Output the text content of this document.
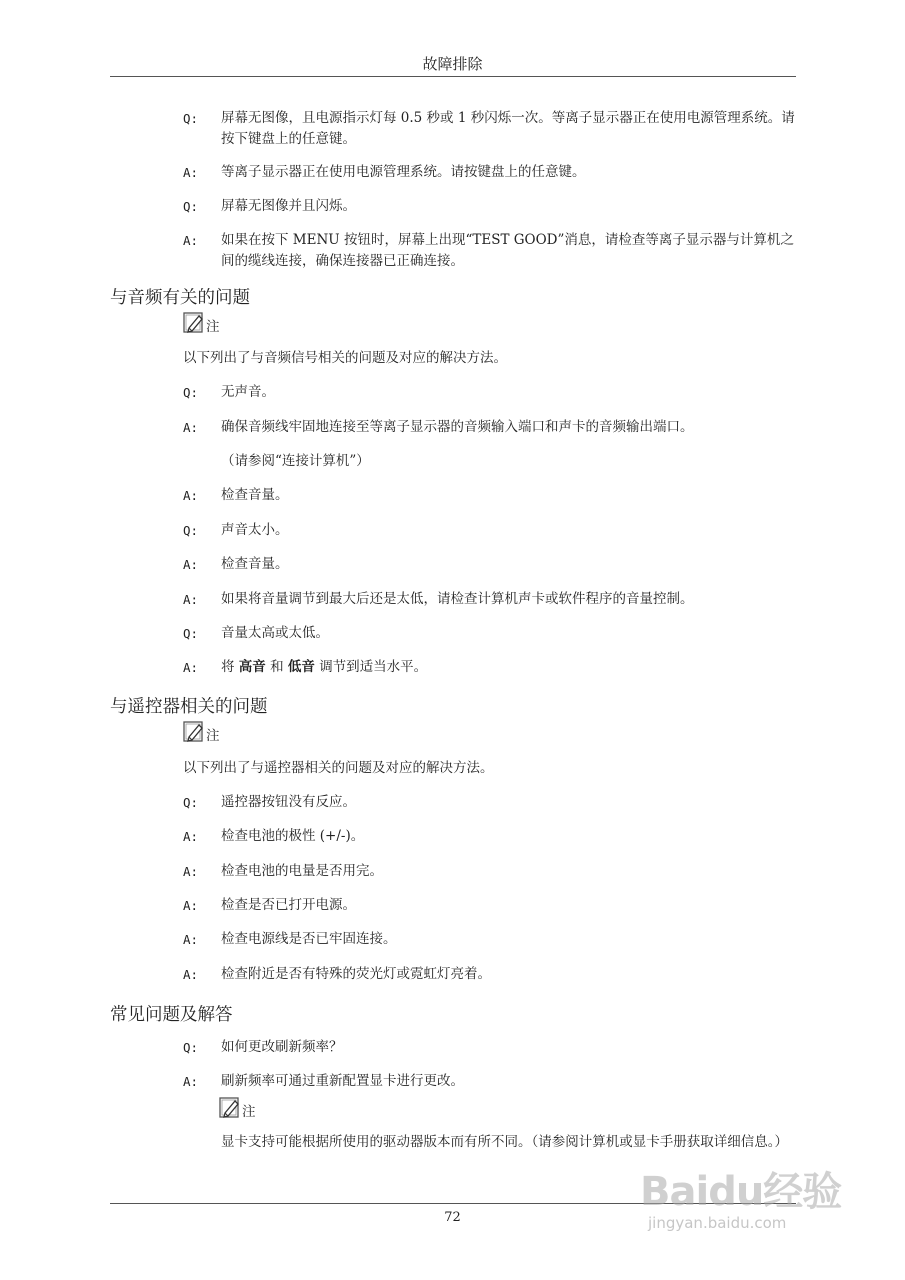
故障排除
Q:	屏幕无图像，且电源指示灯每 0.5 秒或 1 秒闪烁一次。等离子显示器正在使用电源管理系统。请按下键盘上的任意键。
A:	等离子显示器正在使用电源管理系统。请按键盘上的任意键。
Q:	屏幕无图像并且闪烁。
A:	如果在按下 MENU 按钮时，屏幕上出现“TEST GOOD”消息，请检查等离子显示器与计算机之间的缆线连接，确保连接器已正确连接。
与音频有关的问题
注
以下列出了与音频信号相关的问题及对应的解决方法。
Q:	无声音。
A:	确保音频线牢固地连接至等离子显示器的音频输入端口和声卡的音频输出端口。
（请参阅“连接计算机”）
A:	检查音量。
Q:	声音太小。
A:	检查音量。
A:	如果将音量调节到最大后还是太低，请检查计算机声卡或软件程序的音量控制。
Q:	音量太高或太低。
A:	将 高音 和 低音 调节到适当水平。
与遥控器相关的问题
注
以下列出了与遥控器相关的问题及对应的解决方法。
Q:	遥控器按钮没有反应。
A:	检查电池的极性 (+/-)。
A:	检查电池的电量是否用完。
A:	检查是否已打开电源。
A:	检查电源线是否已牢固连接。
A:	检查附近是否有特殊的荧光灯或霓虹灯亮着。
常见问题及解答
Q:	如何更改刷新频率？
A:	刷新频率可通过重新配置显卡进行更改。
注
显卡支持可能根据所使用的驱动器版本而有所不同。（请参阅计算机或显卡手册获取详细信息。）
72
Baidu经验
jingyan.baidu.com
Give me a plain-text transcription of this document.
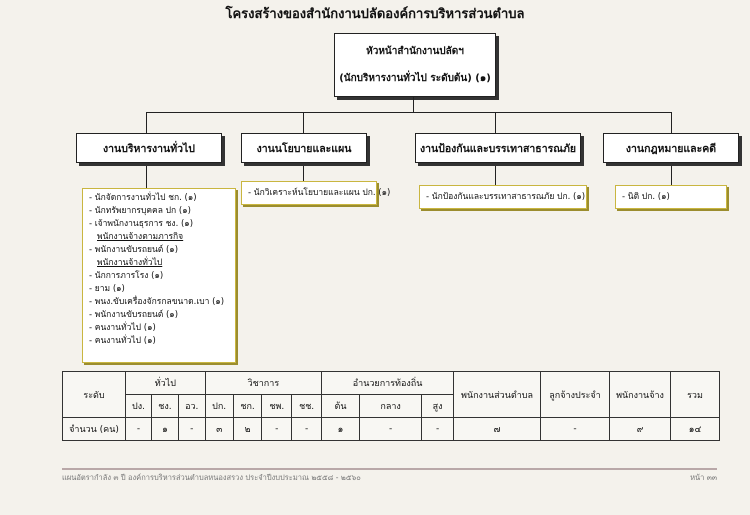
โครงสร้างของสำนักงานปลัดองค์การบริหารส่วนตำบล
หัวหน้าสำนักงานปลัดฯ
(นักบริหารงานทั่วไป ระดับต้น) (๑)
งานบริหารงานทั่วไป	งานนโยบายและแผน	งานป้องกันและบรรเทาสาธารณภัย	งานกฎหมายและคดี
- นักจัดการงานทั่วไป ชก. (๑)
- นักทรัพยากรบุคคล ปก (๑)
- เจ้าพนักงานธุรการ ชง. (๑)
พนักงานจ้างตามภารกิจ
- พนักงานขับรถยนต์ (๑)
พนักงานจ้างทั่วไป
- นักการภารโรง (๑)
- ยาม (๑)
- พนง.ขับเครื่องจักรกลขนาด.เบา (๑)
- พนักงานขับรถยนต์ (๑)
- คนงานทั่วไป (๑)
- คนงานทั่วไป (๑)
- นักวิเคราะห์นโยบายและแผน ปก. (๑)	- นักป้องกันและบรรเทาสาธารณภัย ปก. (๑)	- นิติ ปก. (๑)
ระดับ	ทั่วไป			วิชาการ				อำนวยการท้องถิ่น			พนักงานส่วนตำบล	ลูกจ้างประจำ	พนักงานจ้าง	รวม
	ปง.	ชง.	อว.	ปก.	ชก.	ชพ.	ชช.	ต้น	กลาง	สูง				
จำนวน (คน)	-	๑	-	๓	๒	-	-	๑	-	-	๗	-	๙	๑๔
แผนอัตรากำลัง ๓ ปี องค์การบริหารส่วนตำบลหนองสรวง ประจำปีงบประมาณ ๒๕๕๘ - ๒๕๖๐	หน้า ๓๓
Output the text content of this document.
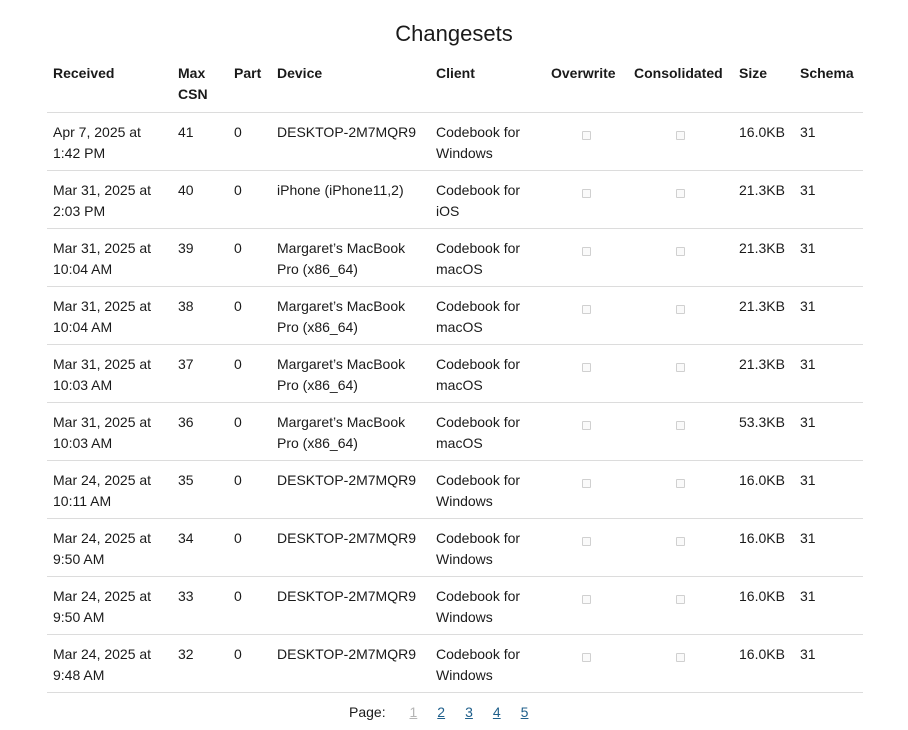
Changesets
Received	Max CSN	Part	Device	Client	Overwrite	Consolidated	Size	Schema
Apr 7, 2025 at 1:42 PM	41	0	DESKTOP-2M7MQR9	Codebook for Windows			16.0KB	31
Mar 31, 2025 at 2:03 PM	40	0	iPhone (iPhone11,2)	Codebook for iOS			21.3KB	31
Mar 31, 2025 at 10:04 AM	39	0	Margaret’s MacBook Pro (x86_64)	Codebook for macOS			21.3KB	31
Mar 31, 2025 at 10:04 AM	38	0	Margaret’s MacBook Pro (x86_64)	Codebook for macOS			21.3KB	31
Mar 31, 2025 at 10:03 AM	37	0	Margaret’s MacBook Pro (x86_64)	Codebook for macOS			21.3KB	31
Mar 31, 2025 at 10:03 AM	36	0	Margaret’s MacBook Pro (x86_64)	Codebook for macOS			53.3KB	31
Mar 24, 2025 at 10:11 AM	35	0	DESKTOP-2M7MQR9	Codebook for Windows			16.0KB	31
Mar 24, 2025 at 9:50 AM	34	0	DESKTOP-2M7MQR9	Codebook for Windows			16.0KB	31
Mar 24, 2025 at 9:50 AM	33	0	DESKTOP-2M7MQR9	Codebook for Windows			16.0KB	31
Mar 24, 2025 at 9:48 AM	32	0	DESKTOP-2M7MQR9	Codebook for Windows			16.0KB	31
Page: 1 2 3 4 5
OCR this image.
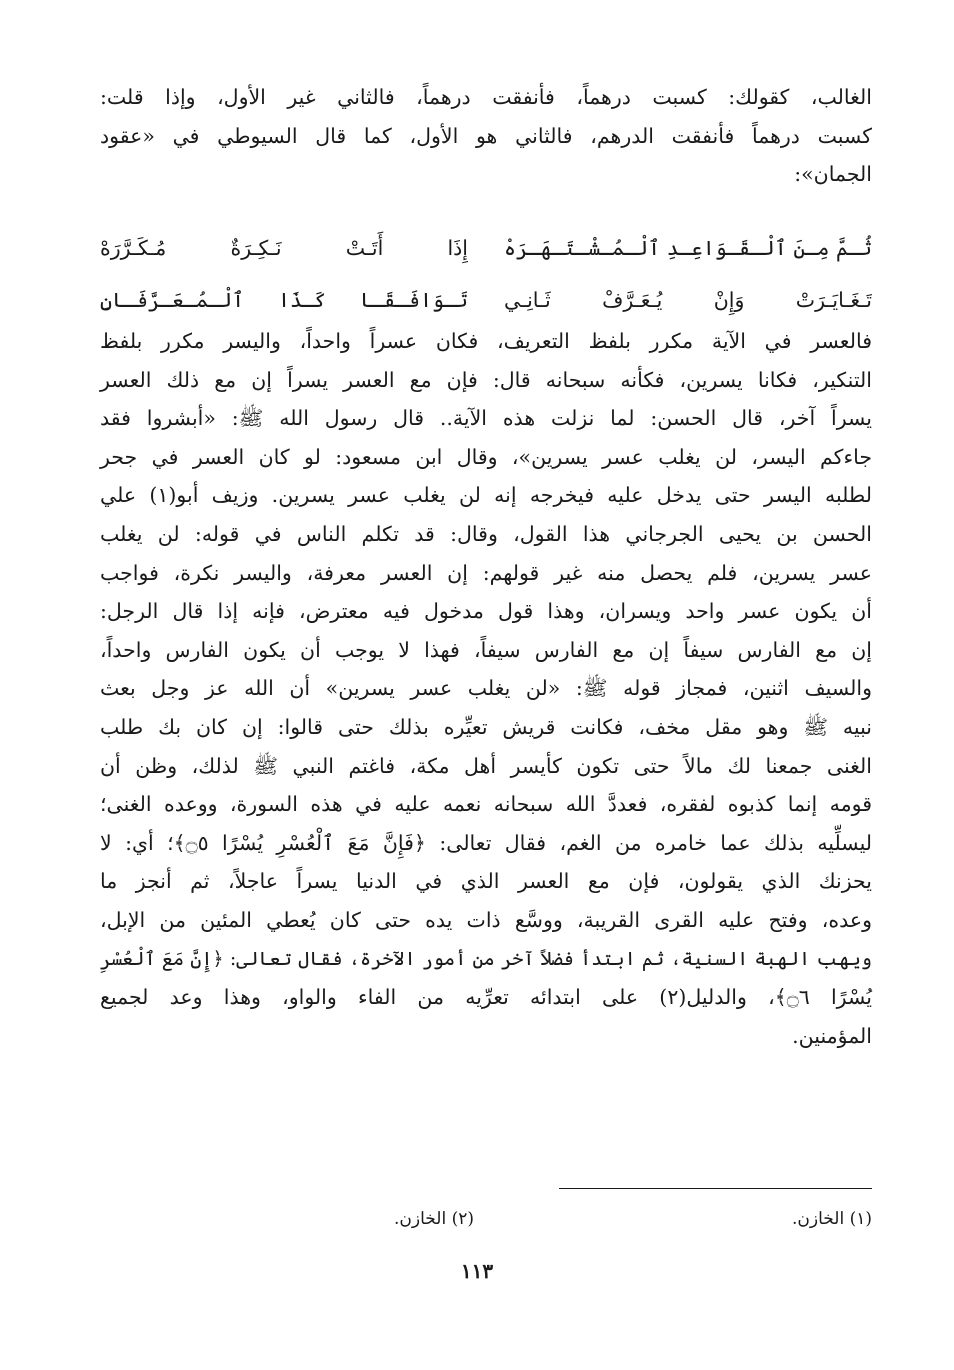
الغالب، كقولك: كسبت درهماً، فأنفقت درهماً، فالثاني غير الأول، وإذا قلت:
كسبت درهماً فأنفقت الدرهم، فالثاني هو الأول، كما قال السيوطي في «عقود
الجمان»:
ثُـمَّ مِـنَ ٱلْـقَـوَاعِـدِ ٱلْـمُـشْـتَـهَـرَهْ
إِذَا أَتَـتْ نَـكِـرَةٌ مُـكَـرَّرَهْ
تَـغَـايَـرَتْ وَإِنْ يُـعَـرَّفْ ثَـانِـي
تَـوَافَـقَـا كَـذَا ٱلْـمُـعَـرَّفَـانِ
فالعسر في الآية مكرر بلفظ التعريف، فكان عسراً واحداً، واليسر مكرر بلفظ
التنكير، فكانا يسرين، فكأنه سبحانه قال: فإن مع العسر يسراً إن مع ذلك العسر
يسراً آخر، قال الحسن: لما نزلت هذه الآية.. قال رسول الله ﷺ: «أبشروا فقد
جاءكم اليسر، لن يغلب عسر يسرين»، وقال ابن مسعود: لو كان العسر في جحر
لطلبه اليسر حتى يدخل عليه فيخرجه إنه لن يغلب عسر يسرين. وزيف أبو(١) علي
الحسن بن يحيى الجرجاني هذا القول، وقال: قد تكلم الناس في قوله: لن يغلب
عسر يسرين، فلم يحصل منه غير قولهم: إن العسر معرفة، واليسر نكرة، فواجب
أن يكون عسر واحد ويسران، وهذا قول مدخول فيه معترض، فإنه إذا قال الرجل:
إن مع الفارس سيفاً إن مع الفارس سيفاً، فهذا لا يوجب أن يكون الفارس واحداً،
والسيف اثنين، فمجاز قوله ﷺ: «لن يغلب عسر يسرين» أن الله عز وجل بعث
نبيه ﷺ وهو مقل مخف، فكانت قريش تعيِّره بذلك حتى قالوا: إن كان بك طلب
الغنى جمعنا لك مالاً حتى تكون كأيسر أهل مكة، فاغتم النبي ﷺ لذلك، وظن أن
قومه إنما كذبوه لفقره، فعددَّ الله سبحانه نعمه عليه في هذه السورة، ووعده الغنى؛
ليسلِّيه بذلك عما خامره من الغم، فقال تعالى: ﴿فَإِنَّ مَعَ ٱلْعُسْرِ يُسْرًا ۝٥﴾؛ أي: لا
يحزنك الذي يقولون، فإن مع العسر الذي في الدنيا يسراً عاجلاً، ثم أنجز ما
وعده، وفتح عليه القرى القريبة، ووسَّع ذات يده حتى كان يُعطي المئين من الإبل،
ويهب الهبة السنية، ثم ابتدأ فضلاً آخر من أمور الآخرة، فقال تعالى: ﴿إِنَّ مَعَ ٱلْعُسْرِ
يُسْرًا ۝٦﴾، والدليل(٢) على ابتدائه تعرِّيه من الفاء والواو، وهذا وعد لجميع
المؤمنين.
(١) الخازن.
(٢) الخازن.
١١٣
++++++++
Set problem
Give the data above again in full and unchanged, skipping the pictures.

Result of this task
Output the text content of this document.
故障排除
Q:	屏幕无图像，且电源指示灯每 0.5 秒或 1 秒闪烁一次。等离子显示器正在使用电源管理系统。请按下键盘上的任意键。
A:	等离子显示器正在使用电源管理系统。请按键盘上的任意键。
Q:	屏幕无图像并且闪烁。
A:	如果在按下 MENU 按钮时，屏幕上出现“TEST GOOD”消息，请检查等离子显示器与计算机之间的缆线连接，确保连接器已正确连接。
与音频有关的问题
注
以下列出了与音频信号相关的问题及对应的解决方法。
Q:	无声音。
A:	确保音频线牢固地连接至等离子显示器的音频输入端口和声卡的音频输出端口。
（请参阅“连接计算机”）
A:	检查音量。
Q:	声音太小。
A:	检查音量。
A:	如果将音量调节到最大后还是太低，请检查计算机声卡或软件程序的音量控制。
Q:	音量太高或太低。
A:	将 高音 和 低音 调节到适当水平。
与遥控器相关的问题
注
以下列出了与遥控器相关的问题及对应的解决方法。
Q:	遥控器按钮没有反应。
A:	检查电池的极性 (+/-)。
A:	检查电池的电量是否用完。
A:	检查是否已打开电源。
A:	检查电源线是否已牢固连接。
A:	检查附近是否有特殊的荧光灯或霓虹灯亮着。
常见问题及解答
Q:	如何更改刷新频率？
A:	刷新频率可通过重新配置显卡进行更改。
注
显卡支持可能根据所使用的驱动器版本而有所不同。（请参阅计算机或显卡手册获取详细信息。）
72
Baidu经验
jingyan.baidu.com
Give me a plain-text transcription of this document.
โครงสร้างของสำนักงานปลัดองค์การบริหารส่วนตำบล
หัวหน้าสำนักงานปลัดฯ
(นักบริหารงานทั่วไป ระดับต้น) (๑)
งานบริหารงานทั่วไป	งานนโยบายและแผน	งานป้องกันและบรรเทาสาธารณภัย	งานกฎหมายและคดี
- นักจัดการงานทั่วไป ชก. (๑)
- นักทรัพยากรบุคคล ปก (๑)
- เจ้าพนักงานธุรการ ชง. (๑)
พนักงานจ้างตามภารกิจ
- พนักงานขับรถยนต์ (๑)
พนักงานจ้างทั่วไป
- นักการภารโรง (๑)
- ยาม (๑)
- พนง.ขับเครื่องจักรกลขนาด.เบา (๑)
- พนักงานขับรถยนต์ (๑)
- คนงานทั่วไป (๑)
- คนงานทั่วไป (๑)
- นักวิเคราะห์นโยบายและแผน ปก. (๑)	- นักป้องกันและบรรเทาสาธารณภัย ปก. (๑)	- นิติ ปก. (๑)
ระดับ	ทั่วไป			วิชาการ				อำนวยการท้องถิ่น			พนักงานส่วนตำบล	ลูกจ้างประจำ	พนักงานจ้าง	รวม
	ปง.	ชง.	อว.	ปก.	ชก.	ชพ.	ชช.	ต้น	กลาง	สูง				
จำนวน (คน)	-	๑	-	๓	๒	-	-	๑	-	-	๗	-	๙	๑๔
แผนอัตรากำลัง ๓ ปี องค์การบริหารส่วนตำบลหนองสรวง ประจำปีงบประมาณ ๒๕๕๘ - ๒๕๖๐	หน้า ๓๓
Output the text content of this document.
Changesets
Received	Max CSN	Part	Device	Client	Overwrite	Consolidated	Size	Schema
Apr 7, 2025 at 1:42 PM	41	0	DESKTOP-2M7MQR9	Codebook for Windows			16.0KB	31
Mar 31, 2025 at 2:03 PM	40	0	iPhone (iPhone11,2)	Codebook for iOS			21.3KB	31
Mar 31, 2025 at 10:04 AM	39	0	Margaret’s MacBook Pro (x86_64)	Codebook for macOS			21.3KB	31
Mar 31, 2025 at 10:04 AM	38	0	Margaret’s MacBook Pro (x86_64)	Codebook for macOS			21.3KB	31
Mar 31, 2025 at 10:03 AM	37	0	Margaret’s MacBook Pro (x86_64)	Codebook for macOS			21.3KB	31
Mar 31, 2025 at 10:03 AM	36	0	Margaret’s MacBook Pro (x86_64)	Codebook for macOS			53.3KB	31
Mar 24, 2025 at 10:11 AM	35	0	DESKTOP-2M7MQR9	Codebook for Windows			16.0KB	31
Mar 24, 2025 at 9:50 AM	34	0	DESKTOP-2M7MQR9	Codebook for Windows			16.0KB	31
Mar 24, 2025 at 9:50 AM	33	0	DESKTOP-2M7MQR9	Codebook for Windows			16.0KB	31
Mar 24, 2025 at 9:48 AM	32	0	DESKTOP-2M7MQR9	Codebook for Windows			16.0KB	31
Page: 1 2 3 4 5
OCR this image.
الغالب، كقولك: كسبت درهماً، فأنفقت درهماً، فالثاني غير الأول، وإذا قلت:
كسبت درهماً فأنفقت الدرهم، فالثاني هو الأول، كما قال السيوطي في «عقود
الجمان»:
ثُـمَّ مِـنَ ٱلْـقَـوَاعِـدِ ٱلْـمُـشْـتَـهَـرَهْ
إِذَا أَتَـتْ نَـكِـرَةٌ مُـكَـرَّرَهْ
تَـغَـايَـرَتْ وَإِنْ يُـعَـرَّفْ ثَـانِـي
تَـوَافَـقَـا كَـذَا ٱلْـمُـعَـرَّفَـانِ
فالعسر في الآية مكرر بلفظ التعريف، فكان عسراً واحداً، واليسر مكرر بلفظ
التنكير، فكانا يسرين، فكأنه سبحانه قال: فإن مع العسر يسراً إن مع ذلك العسر
يسراً آخر، قال الحسن: لما نزلت هذه الآية.. قال رسول الله ﷺ: «أبشروا فقد
جاءكم اليسر، لن يغلب عسر يسرين»، وقال ابن مسعود: لو كان العسر في جحر
لطلبه اليسر حتى يدخل عليه فيخرجه إنه لن يغلب عسر يسرين. وزيف أبو(١) علي
الحسن بن يحيى الجرجاني هذا القول، وقال: قد تكلم الناس في قوله: لن يغلب
عسر يسرين، فلم يحصل منه غير قولهم: إن العسر معرفة، واليسر نكرة، فواجب
أن يكون عسر واحد ويسران، وهذا قول مدخول فيه معترض، فإنه إذا قال الرجل:
إن مع الفارس سيفاً إن مع الفارس سيفاً، فهذا لا يوجب أن يكون الفارس واحداً،
والسيف اثنين، فمجاز قوله ﷺ: «لن يغلب عسر يسرين» أن الله عز وجل بعث
نبيه ﷺ وهو مقل مخف، فكانت قريش تعيِّره بذلك حتى قالوا: إن كان بك طلب
الغنى جمعنا لك مالاً حتى تكون كأيسر أهل مكة، فاغتم النبي ﷺ لذلك، وظن أن
قومه إنما كذبوه لفقره، فعددَّ الله سبحانه نعمه عليه في هذه السورة، ووعده الغنى؛
ليسلِّيه بذلك عما خامره من الغم، فقال تعالى: ﴿فَإِنَّ مَعَ ٱلْعُسْرِ يُسْرًا ۝٥﴾؛ أي: لا
يحزنك الذي يقولون، فإن مع العسر الذي في الدنيا يسراً عاجلاً، ثم أنجز ما
وعده، وفتح عليه القرى القريبة، ووسَّع ذات يده حتى كان يُعطي المئين من الإبل،
ويهب الهبة السنية، ثم ابتدأ فضلاً آخر من أمور الآخرة، فقال تعالى: ﴿إِنَّ مَعَ ٱلْعُسْرِ
يُسْرًا ۝٦﴾، والدليل(٢) على ابتدائه تعرِّيه من الفاء والواو، وهذا وعد لجميع
المؤمنين.
(١) الخازن.
(٢) الخازن.
١١٣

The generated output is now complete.